PROVIDED DATA:
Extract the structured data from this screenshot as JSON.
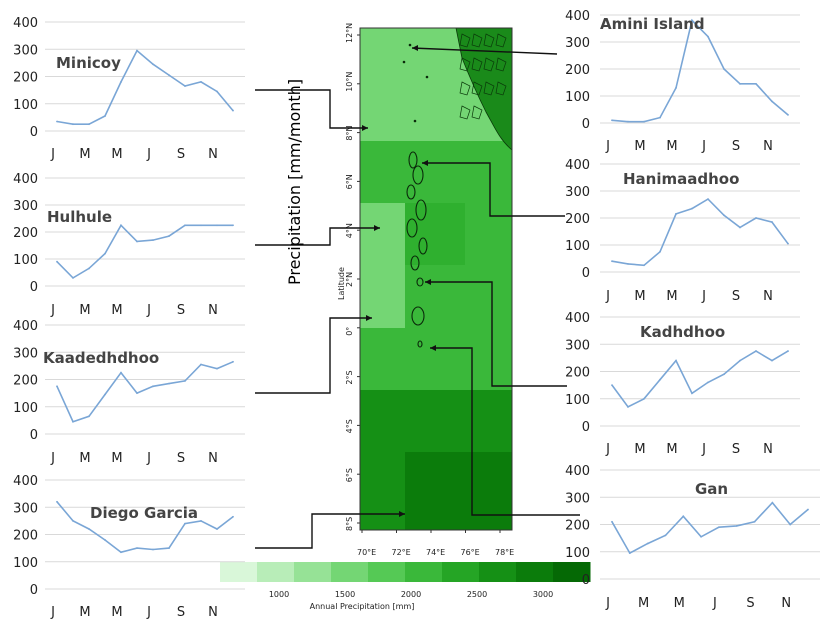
{
  "figure": {
    "y_axis_label": "Precipitation [mm/month]",
    "colorbar_title": "Annual Precipitation [mm]",
    "colorbar_ticks": [
      "1000",
      "1500",
      "2000",
      "2500",
      "3000"
    ],
    "colorbar_colors": [
      "#d9f7d9",
      "#b8edb8",
      "#96e296",
      "#74d674",
      "#55c955",
      "#3ab83a",
      "#25a525",
      "#159015",
      "#0b7c0b",
      "#056905"
    ],
    "map": {
      "lat_ticks": [
        "12°N",
        "10°N",
        "8°N",
        "6°N",
        "4°N",
        "2°N",
        "0°",
        "2°S",
        "4°S",
        "6°S",
        "8°S"
      ],
      "lon_ticks": [
        "70°E",
        "72°E",
        "74°E",
        "76°E",
        "78°E"
      ],
      "lat_label": "Latitude",
      "colors": {
        "light": "#74d674",
        "mid": "#3ab83a",
        "mid2": "#2fb02f",
        "dark": "#159015",
        "darker": "#0b7c0b",
        "land": "#1a8a1a"
      }
    }
  },
  "chart_data": [
    {
      "type": "line",
      "title": "Minicoy",
      "categories": [
        "J",
        "F",
        "M",
        "A",
        "M",
        "J",
        "J",
        "A",
        "S",
        "O",
        "N",
        "D"
      ],
      "tick_labels": [
        "J",
        "M",
        "M",
        "J",
        "S",
        "N"
      ],
      "yticks": [
        "400",
        "300",
        "200",
        "100",
        "0"
      ],
      "ylim": [
        0,
        400
      ],
      "values": [
        35,
        25,
        25,
        55,
        180,
        295,
        245,
        205,
        165,
        180,
        145,
        75
      ],
      "color": "#7aa6d6"
    },
    {
      "type": "line",
      "title": "Hulhule",
      "categories": [
        "J",
        "F",
        "M",
        "A",
        "M",
        "J",
        "J",
        "A",
        "S",
        "O",
        "N",
        "D"
      ],
      "tick_labels": [
        "J",
        "M",
        "M",
        "J",
        "S",
        "N"
      ],
      "yticks": [
        "400",
        "300",
        "200",
        "100",
        "0"
      ],
      "ylim": [
        0,
        400
      ],
      "values": [
        90,
        30,
        65,
        120,
        225,
        165,
        170,
        185,
        225,
        225,
        225,
        225
      ],
      "color": "#7aa6d6"
    },
    {
      "type": "line",
      "title": "Kaadedhdhoo",
      "categories": [
        "J",
        "F",
        "M",
        "A",
        "M",
        "J",
        "J",
        "A",
        "S",
        "O",
        "N",
        "D"
      ],
      "tick_labels": [
        "J",
        "M",
        "M",
        "J",
        "S",
        "N"
      ],
      "yticks": [
        "400",
        "300",
        "200",
        "100",
        "0"
      ],
      "ylim": [
        0,
        400
      ],
      "values": [
        175,
        45,
        65,
        145,
        225,
        150,
        175,
        185,
        195,
        255,
        240,
        265
      ],
      "color": "#7aa6d6"
    },
    {
      "type": "line",
      "title": "Diego Garcia",
      "categories": [
        "J",
        "F",
        "M",
        "A",
        "M",
        "J",
        "J",
        "A",
        "S",
        "O",
        "N",
        "D"
      ],
      "tick_labels": [
        "J",
        "M",
        "M",
        "J",
        "S",
        "N"
      ],
      "yticks": [
        "400",
        "300",
        "200",
        "100",
        "0"
      ],
      "ylim": [
        0,
        400
      ],
      "values": [
        320,
        250,
        220,
        180,
        135,
        150,
        145,
        150,
        240,
        250,
        220,
        265
      ],
      "color": "#7aa6d6"
    },
    {
      "type": "line",
      "title": "Amini Island",
      "categories": [
        "J",
        "F",
        "M",
        "A",
        "M",
        "J",
        "J",
        "A",
        "S",
        "O",
        "N",
        "D"
      ],
      "tick_labels": [
        "J",
        "M",
        "M",
        "J",
        "S",
        "N"
      ],
      "yticks": [
        "400",
        "300",
        "200",
        "100",
        "0"
      ],
      "ylim": [
        0,
        400
      ],
      "values": [
        10,
        5,
        5,
        20,
        130,
        380,
        320,
        200,
        145,
        145,
        80,
        30
      ],
      "color": "#7aa6d6"
    },
    {
      "type": "line",
      "title": "Hanimaadhoo",
      "categories": [
        "J",
        "F",
        "M",
        "A",
        "M",
        "J",
        "J",
        "A",
        "S",
        "O",
        "N",
        "D"
      ],
      "tick_labels": [
        "J",
        "M",
        "M",
        "J",
        "S",
        "N"
      ],
      "yticks": [
        "400",
        "300",
        "200",
        "100",
        "0"
      ],
      "ylim": [
        0,
        400
      ],
      "values": [
        40,
        30,
        25,
        75,
        215,
        235,
        270,
        210,
        165,
        200,
        185,
        105
      ],
      "color": "#7aa6d6"
    },
    {
      "type": "line",
      "title": "Kadhdhoo",
      "categories": [
        "J",
        "F",
        "M",
        "A",
        "M",
        "J",
        "J",
        "A",
        "S",
        "O",
        "N",
        "D"
      ],
      "tick_labels": [
        "J",
        "M",
        "M",
        "J",
        "S",
        "N"
      ],
      "yticks": [
        "400",
        "300",
        "200",
        "100",
        "0"
      ],
      "ylim": [
        0,
        400
      ],
      "values": [
        150,
        70,
        100,
        170,
        240,
        120,
        160,
        190,
        240,
        275,
        240,
        275
      ],
      "color": "#7aa6d6"
    },
    {
      "type": "line",
      "title": "Gan",
      "categories": [
        "J",
        "F",
        "M",
        "A",
        "M",
        "J",
        "J",
        "A",
        "S",
        "O",
        "N",
        "D"
      ],
      "tick_labels": [
        "J",
        "M",
        "M",
        "J",
        "S",
        "N"
      ],
      "yticks": [
        "400",
        "300",
        "200",
        "100",
        "0"
      ],
      "ylim": [
        0,
        400
      ],
      "values": [
        210,
        95,
        130,
        160,
        230,
        155,
        190,
        195,
        210,
        280,
        200,
        255
      ],
      "color": "#7aa6d6"
    }
  ]
}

STATED GOAL:
Return all the entries word for word, but omit any pictures they contain.

WORKED SOLUTION:
Extract the structured data from this screenshot as JSON.
{
  "figure": {
    "y_axis_label": "Precipitation [mm/month]",
    "colorbar_title": "Annual Precipitation [mm]",
    "colorbar_ticks": [
      "1000",
      "1500",
      "2000",
      "2500",
      "3000"
    ],
    "colorbar_colors": [
      "#d9f7d9",
      "#b8edb8",
      "#96e296",
      "#74d674",
      "#55c955",
      "#3ab83a",
      "#25a525",
      "#159015",
      "#0b7c0b",
      "#056905"
    ],
    "map": {
      "lat_ticks": [
        "12°N",
        "10°N",
        "8°N",
        "6°N",
        "4°N",
        "2°N",
        "0°",
        "2°S",
        "4°S",
        "6°S",
        "8°S"
      ],
      "lon_ticks": [
        "70°E",
        "72°E",
        "74°E",
        "76°E",
        "78°E"
      ],
      "lat_label": "Latitude",
      "colors": {
        "light": "#74d674",
        "mid": "#3ab83a",
        "mid2": "#2fb02f",
        "dark": "#159015",
        "darker": "#0b7c0b",
        "land": "#1a8a1a"
      }
    }
  },
  "chart_data": [
    {
      "type": "line",
      "title": "Minicoy",
      "categories": [
        "J",
        "F",
        "M",
        "A",
        "M",
        "J",
        "J",
        "A",
        "S",
        "O",
        "N",
        "D"
      ],
      "tick_labels": [
        "J",
        "M",
        "M",
        "J",
        "S",
        "N"
      ],
      "yticks": [
        "400",
        "300",
        "200",
        "100",
        "0"
      ],
      "ylim": [
        0,
        400
      ],
      "values": [
        35,
        25,
        25,
        55,
        180,
        295,
        245,
        205,
        165,
        180,
        145,
        75
      ],
      "color": "#7aa6d6"
    },
    {
      "type": "line",
      "title": "Hulhule",
      "categories": [
        "J",
        "F",
        "M",
        "A",
        "M",
        "J",
        "J",
        "A",
        "S",
        "O",
        "N",
        "D"
      ],
      "tick_labels": [
        "J",
        "M",
        "M",
        "J",
        "S",
        "N"
      ],
      "yticks": [
        "400",
        "300",
        "200",
        "100",
        "0"
      ],
      "ylim": [
        0,
        400
      ],
      "values": [
        90,
        30,
        65,
        120,
        225,
        165,
        170,
        185,
        225,
        225,
        225,
        225
      ],
      "color": "#7aa6d6"
    },
    {
      "type": "line",
      "title": "Kaadedhdhoo",
      "categories": [
        "J",
        "F",
        "M",
        "A",
        "M",
        "J",
        "J",
        "A",
        "S",
        "O",
        "N",
        "D"
      ],
      "tick_labels": [
        "J",
        "M",
        "M",
        "J",
        "S",
        "N"
      ],
      "yticks": [
        "400",
        "300",
        "200",
        "100",
        "0"
      ],
      "ylim": [
        0,
        400
      ],
      "values": [
        175,
        45,
        65,
        145,
        225,
        150,
        175,
        185,
        195,
        255,
        240,
        265
      ],
      "color": "#7aa6d6"
    },
    {
      "type": "line",
      "title": "Diego Garcia",
      "categories": [
        "J",
        "F",
        "M",
        "A",
        "M",
        "J",
        "J",
        "A",
        "S",
        "O",
        "N",
        "D"
      ],
      "tick_labels": [
        "J",
        "M",
        "M",
        "J",
        "S",
        "N"
      ],
      "yticks": [
        "400",
        "300",
        "200",
        "100",
        "0"
      ],
      "ylim": [
        0,
        400
      ],
      "values": [
        320,
        250,
        220,
        180,
        135,
        150,
        145,
        150,
        240,
        250,
        220,
        265
      ],
      "color": "#7aa6d6"
    },
    {
      "type": "line",
      "title": "Amini Island",
      "categories": [
        "J",
        "F",
        "M",
        "A",
        "M",
        "J",
        "J",
        "A",
        "S",
        "O",
        "N",
        "D"
      ],
      "tick_labels": [
        "J",
        "M",
        "M",
        "J",
        "S",
        "N"
      ],
      "yticks": [
        "400",
        "300",
        "200",
        "100",
        "0"
      ],
      "ylim": [
        0,
        400
      ],
      "values": [
        10,
        5,
        5,
        20,
        130,
        380,
        320,
        200,
        145,
        145,
        80,
        30
      ],
      "color": "#7aa6d6"
    },
    {
      "type": "line",
      "title": "Hanimaadhoo",
      "categories": [
        "J",
        "F",
        "M",
        "A",
        "M",
        "J",
        "J",
        "A",
        "S",
        "O",
        "N",
        "D"
      ],
      "tick_labels": [
        "J",
        "M",
        "M",
        "J",
        "S",
        "N"
      ],
      "yticks": [
        "400",
        "300",
        "200",
        "100",
        "0"
      ],
      "ylim": [
        0,
        400
      ],
      "values": [
        40,
        30,
        25,
        75,
        215,
        235,
        270,
        210,
        165,
        200,
        185,
        105
      ],
      "color": "#7aa6d6"
    },
    {
      "type": "line",
      "title": "Kadhdhoo",
      "categories": [
        "J",
        "F",
        "M",
        "A",
        "M",
        "J",
        "J",
        "A",
        "S",
        "O",
        "N",
        "D"
      ],
      "tick_labels": [
        "J",
        "M",
        "M",
        "J",
        "S",
        "N"
      ],
      "yticks": [
        "400",
        "300",
        "200",
        "100",
        "0"
      ],
      "ylim": [
        0,
        400
      ],
      "values": [
        150,
        70,
        100,
        170,
        240,
        120,
        160,
        190,
        240,
        275,
        240,
        275
      ],
      "color": "#7aa6d6"
    },
    {
      "type": "line",
      "title": "Gan",
      "categories": [
        "J",
        "F",
        "M",
        "A",
        "M",
        "J",
        "J",
        "A",
        "S",
        "O",
        "N",
        "D"
      ],
      "tick_labels": [
        "J",
        "M",
        "M",
        "J",
        "S",
        "N"
      ],
      "yticks": [
        "400",
        "300",
        "200",
        "100",
        "0"
      ],
      "ylim": [
        0,
        400
      ],
      "values": [
        210,
        95,
        130,
        160,
        230,
        155,
        190,
        195,
        210,
        280,
        200,
        255
      ],
      "color": "#7aa6d6"
    }
  ]
}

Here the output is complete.